• _Given instruction_
Without the pictures, return all of the material exactly as written.

#### Entries ####

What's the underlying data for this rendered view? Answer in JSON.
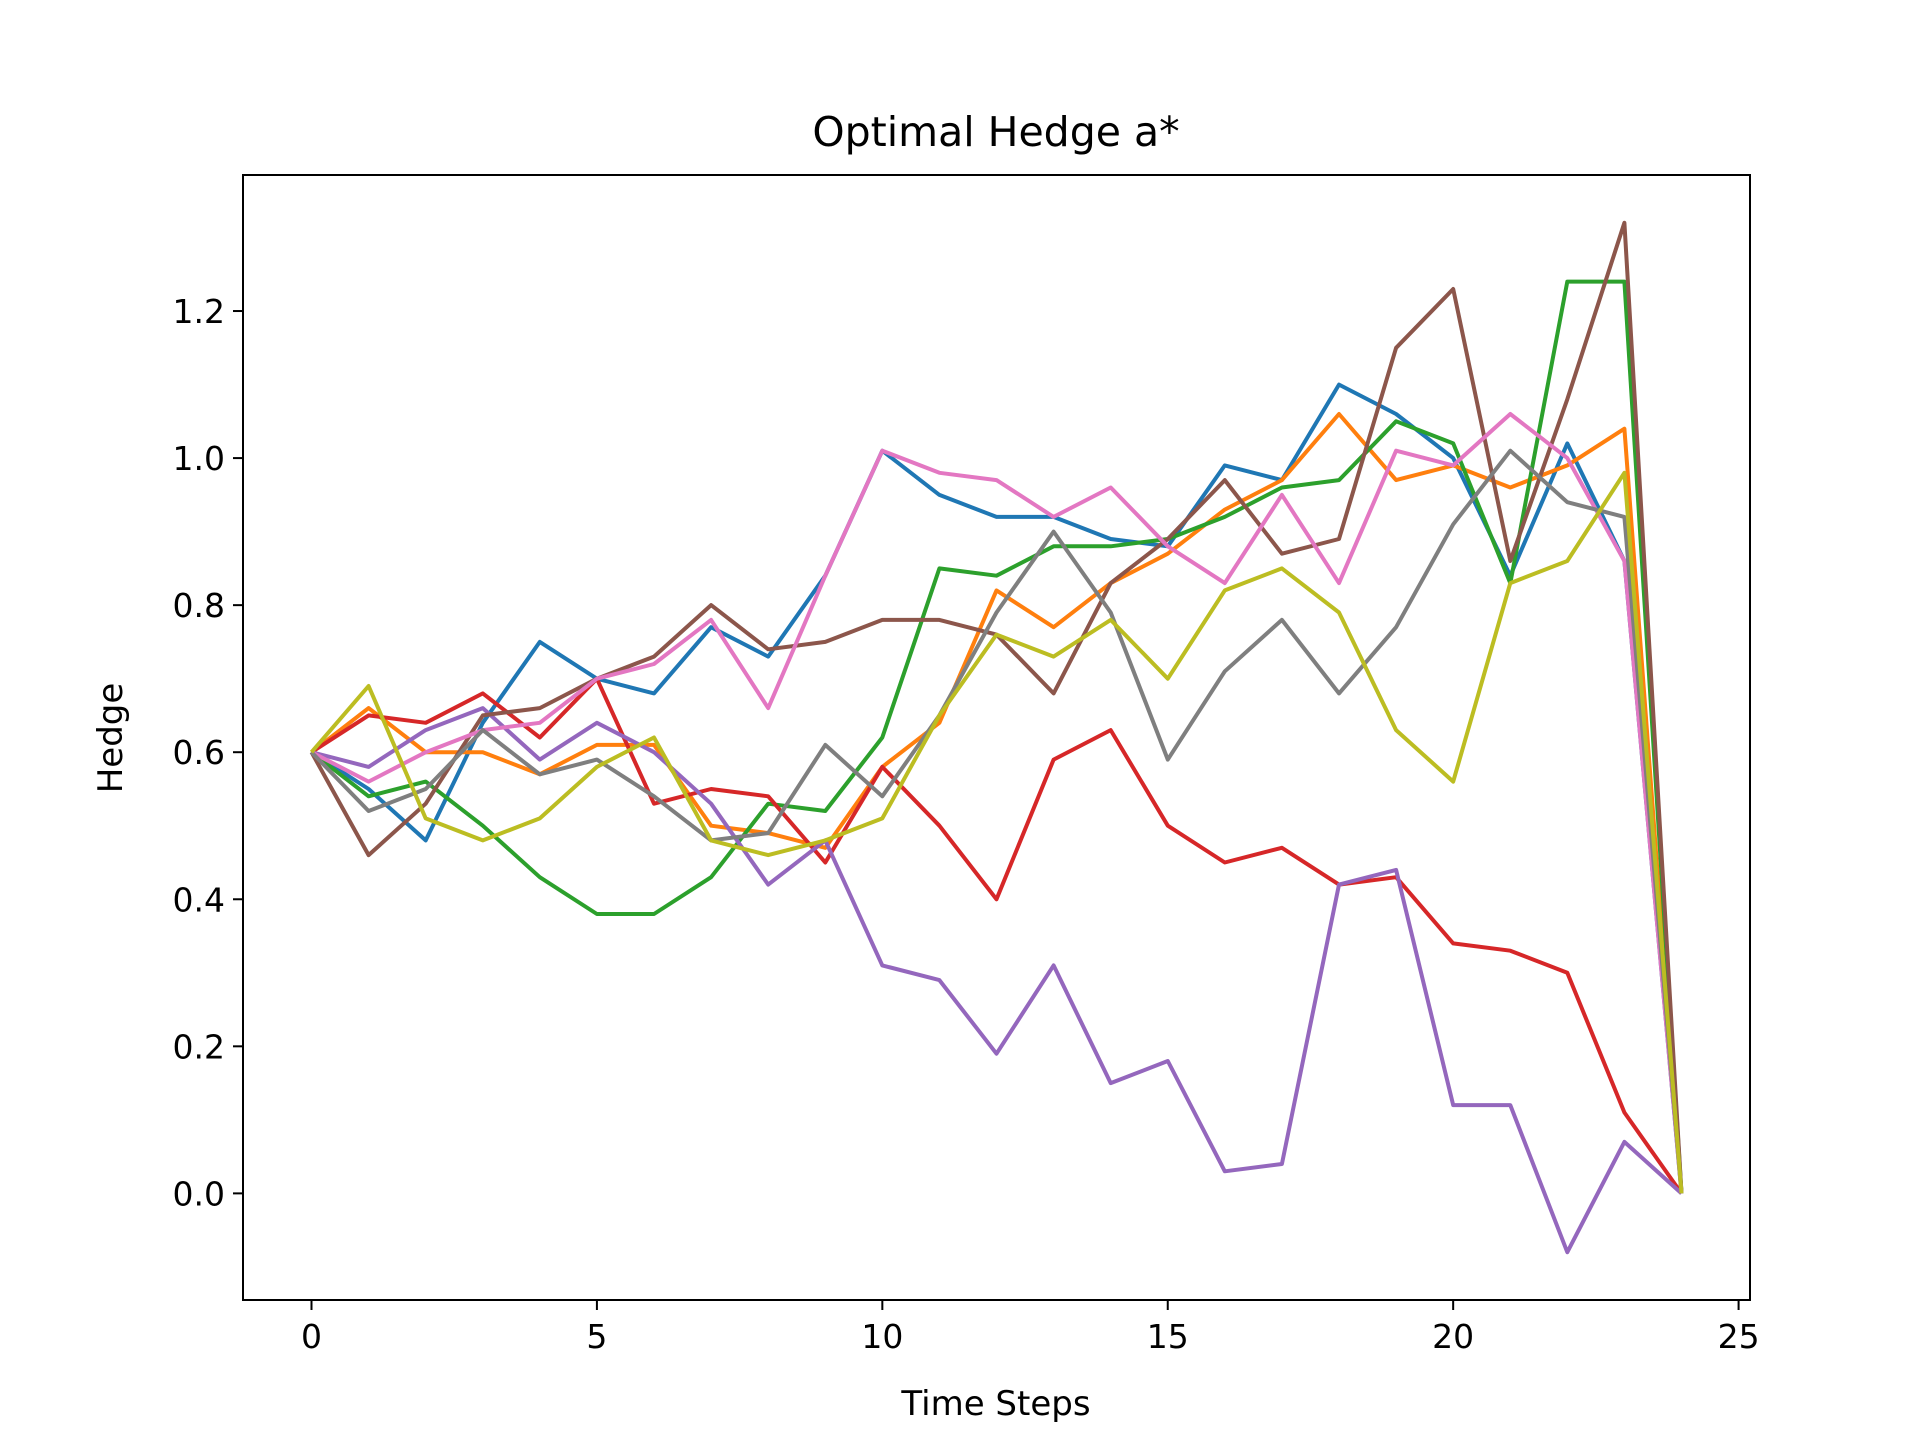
{
  "chart_data": {
    "type": "line",
    "title": "Optimal Hedge a*",
    "xlabel": "Time Steps",
    "ylabel": "Hedge",
    "xlim": [
      -1.2,
      25.2
    ],
    "ylim": [
      -0.145,
      1.385
    ],
    "xticks": [
      0,
      5,
      10,
      15,
      20,
      25
    ],
    "yticks": [
      0.0,
      0.2,
      0.4,
      0.6,
      0.8,
      1.0,
      1.2
    ],
    "xtick_labels": [
      "0",
      "5",
      "10",
      "15",
      "20",
      "25"
    ],
    "ytick_labels": [
      "0.0",
      "0.2",
      "0.4",
      "0.6",
      "0.8",
      "1.0",
      "1.2"
    ],
    "grid": false,
    "x": [
      0,
      1,
      2,
      3,
      4,
      5,
      6,
      7,
      8,
      9,
      10,
      11,
      12,
      13,
      14,
      15,
      16,
      17,
      18,
      19,
      20,
      21,
      22,
      23,
      24
    ],
    "series": [
      {
        "color": "#1f77b4",
        "values": [
          0.6,
          0.55,
          0.48,
          0.64,
          0.75,
          0.7,
          0.68,
          0.77,
          0.73,
          0.84,
          1.01,
          0.95,
          0.92,
          0.92,
          0.89,
          0.88,
          0.99,
          0.97,
          1.1,
          1.06,
          1.0,
          0.84,
          1.02,
          0.86,
          0.0
        ]
      },
      {
        "color": "#ff7f0e",
        "values": [
          0.6,
          0.66,
          0.6,
          0.6,
          0.57,
          0.61,
          0.61,
          0.5,
          0.49,
          0.47,
          0.58,
          0.64,
          0.82,
          0.77,
          0.83,
          0.87,
          0.93,
          0.97,
          1.06,
          0.97,
          0.99,
          0.96,
          0.99,
          1.04,
          0.0
        ]
      },
      {
        "color": "#2ca02c",
        "values": [
          0.6,
          0.54,
          0.56,
          0.5,
          0.43,
          0.38,
          0.38,
          0.43,
          0.53,
          0.52,
          0.62,
          0.85,
          0.84,
          0.88,
          0.88,
          0.89,
          0.92,
          0.96,
          0.97,
          1.05,
          1.02,
          0.83,
          1.24,
          1.24,
          0.0
        ]
      },
      {
        "color": "#d62728",
        "values": [
          0.6,
          0.65,
          0.64,
          0.68,
          0.62,
          0.7,
          0.53,
          0.55,
          0.54,
          0.45,
          0.58,
          0.5,
          0.4,
          0.59,
          0.63,
          0.5,
          0.45,
          0.47,
          0.42,
          0.43,
          0.34,
          0.33,
          0.3,
          0.11,
          0.0
        ]
      },
      {
        "color": "#9467bd",
        "values": [
          0.6,
          0.58,
          0.63,
          0.66,
          0.59,
          0.64,
          0.6,
          0.53,
          0.42,
          0.48,
          0.31,
          0.29,
          0.19,
          0.31,
          0.15,
          0.18,
          0.03,
          0.04,
          0.42,
          0.44,
          0.12,
          0.12,
          -0.08,
          0.07,
          0.0
        ]
      },
      {
        "color": "#8c564b",
        "values": [
          0.6,
          0.46,
          0.53,
          0.65,
          0.66,
          0.7,
          0.73,
          0.8,
          0.74,
          0.75,
          0.78,
          0.78,
          0.76,
          0.68,
          0.83,
          0.89,
          0.97,
          0.87,
          0.89,
          1.15,
          1.23,
          0.86,
          1.08,
          1.32,
          0.0
        ]
      },
      {
        "color": "#e377c2",
        "values": [
          0.6,
          0.56,
          0.6,
          0.63,
          0.64,
          0.7,
          0.72,
          0.78,
          0.66,
          0.84,
          1.01,
          0.98,
          0.97,
          0.92,
          0.96,
          0.88,
          0.83,
          0.95,
          0.83,
          1.01,
          0.99,
          1.06,
          1.0,
          0.86,
          0.0
        ]
      },
      {
        "color": "#7f7f7f",
        "values": [
          0.6,
          0.52,
          0.55,
          0.63,
          0.57,
          0.59,
          0.54,
          0.48,
          0.49,
          0.61,
          0.54,
          0.65,
          0.79,
          0.9,
          0.79,
          0.59,
          0.71,
          0.78,
          0.68,
          0.77,
          0.91,
          1.01,
          0.94,
          0.92,
          0.0
        ]
      },
      {
        "color": "#bcbd22",
        "values": [
          0.6,
          0.69,
          0.51,
          0.48,
          0.51,
          0.58,
          0.62,
          0.48,
          0.46,
          0.48,
          0.51,
          0.65,
          0.76,
          0.73,
          0.78,
          0.7,
          0.82,
          0.85,
          0.79,
          0.63,
          0.56,
          0.83,
          0.86,
          0.98,
          0.0
        ]
      }
    ]
  }
}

####

• _Task response_
What's the underlying data for this rendered view? Answer in JSON.
{
  "chart_data": {
    "type": "line",
    "title": "Optimal Hedge a*",
    "xlabel": "Time Steps",
    "ylabel": "Hedge",
    "xlim": [
      -1.2,
      25.2
    ],
    "ylim": [
      -0.145,
      1.385
    ],
    "xticks": [
      0,
      5,
      10,
      15,
      20,
      25
    ],
    "yticks": [
      0.0,
      0.2,
      0.4,
      0.6,
      0.8,
      1.0,
      1.2
    ],
    "xtick_labels": [
      "0",
      "5",
      "10",
      "15",
      "20",
      "25"
    ],
    "ytick_labels": [
      "0.0",
      "0.2",
      "0.4",
      "0.6",
      "0.8",
      "1.0",
      "1.2"
    ],
    "grid": false,
    "x": [
      0,
      1,
      2,
      3,
      4,
      5,
      6,
      7,
      8,
      9,
      10,
      11,
      12,
      13,
      14,
      15,
      16,
      17,
      18,
      19,
      20,
      21,
      22,
      23,
      24
    ],
    "series": [
      {
        "color": "#1f77b4",
        "values": [
          0.6,
          0.55,
          0.48,
          0.64,
          0.75,
          0.7,
          0.68,
          0.77,
          0.73,
          0.84,
          1.01,
          0.95,
          0.92,
          0.92,
          0.89,
          0.88,
          0.99,
          0.97,
          1.1,
          1.06,
          1.0,
          0.84,
          1.02,
          0.86,
          0.0
        ]
      },
      {
        "color": "#ff7f0e",
        "values": [
          0.6,
          0.66,
          0.6,
          0.6,
          0.57,
          0.61,
          0.61,
          0.5,
          0.49,
          0.47,
          0.58,
          0.64,
          0.82,
          0.77,
          0.83,
          0.87,
          0.93,
          0.97,
          1.06,
          0.97,
          0.99,
          0.96,
          0.99,
          1.04,
          0.0
        ]
      },
      {
        "color": "#2ca02c",
        "values": [
          0.6,
          0.54,
          0.56,
          0.5,
          0.43,
          0.38,
          0.38,
          0.43,
          0.53,
          0.52,
          0.62,
          0.85,
          0.84,
          0.88,
          0.88,
          0.89,
          0.92,
          0.96,
          0.97,
          1.05,
          1.02,
          0.83,
          1.24,
          1.24,
          0.0
        ]
      },
      {
        "color": "#d62728",
        "values": [
          0.6,
          0.65,
          0.64,
          0.68,
          0.62,
          0.7,
          0.53,
          0.55,
          0.54,
          0.45,
          0.58,
          0.5,
          0.4,
          0.59,
          0.63,
          0.5,
          0.45,
          0.47,
          0.42,
          0.43,
          0.34,
          0.33,
          0.3,
          0.11,
          0.0
        ]
      },
      {
        "color": "#9467bd",
        "values": [
          0.6,
          0.58,
          0.63,
          0.66,
          0.59,
          0.64,
          0.6,
          0.53,
          0.42,
          0.48,
          0.31,
          0.29,
          0.19,
          0.31,
          0.15,
          0.18,
          0.03,
          0.04,
          0.42,
          0.44,
          0.12,
          0.12,
          -0.08,
          0.07,
          0.0
        ]
      },
      {
        "color": "#8c564b",
        "values": [
          0.6,
          0.46,
          0.53,
          0.65,
          0.66,
          0.7,
          0.73,
          0.8,
          0.74,
          0.75,
          0.78,
          0.78,
          0.76,
          0.68,
          0.83,
          0.89,
          0.97,
          0.87,
          0.89,
          1.15,
          1.23,
          0.86,
          1.08,
          1.32,
          0.0
        ]
      },
      {
        "color": "#e377c2",
        "values": [
          0.6,
          0.56,
          0.6,
          0.63,
          0.64,
          0.7,
          0.72,
          0.78,
          0.66,
          0.84,
          1.01,
          0.98,
          0.97,
          0.92,
          0.96,
          0.88,
          0.83,
          0.95,
          0.83,
          1.01,
          0.99,
          1.06,
          1.0,
          0.86,
          0.0
        ]
      },
      {
        "color": "#7f7f7f",
        "values": [
          0.6,
          0.52,
          0.55,
          0.63,
          0.57,
          0.59,
          0.54,
          0.48,
          0.49,
          0.61,
          0.54,
          0.65,
          0.79,
          0.9,
          0.79,
          0.59,
          0.71,
          0.78,
          0.68,
          0.77,
          0.91,
          1.01,
          0.94,
          0.92,
          0.0
        ]
      },
      {
        "color": "#bcbd22",
        "values": [
          0.6,
          0.69,
          0.51,
          0.48,
          0.51,
          0.58,
          0.62,
          0.48,
          0.46,
          0.48,
          0.51,
          0.65,
          0.76,
          0.73,
          0.78,
          0.7,
          0.82,
          0.85,
          0.79,
          0.63,
          0.56,
          0.83,
          0.86,
          0.98,
          0.0
        ]
      }
    ]
  }
}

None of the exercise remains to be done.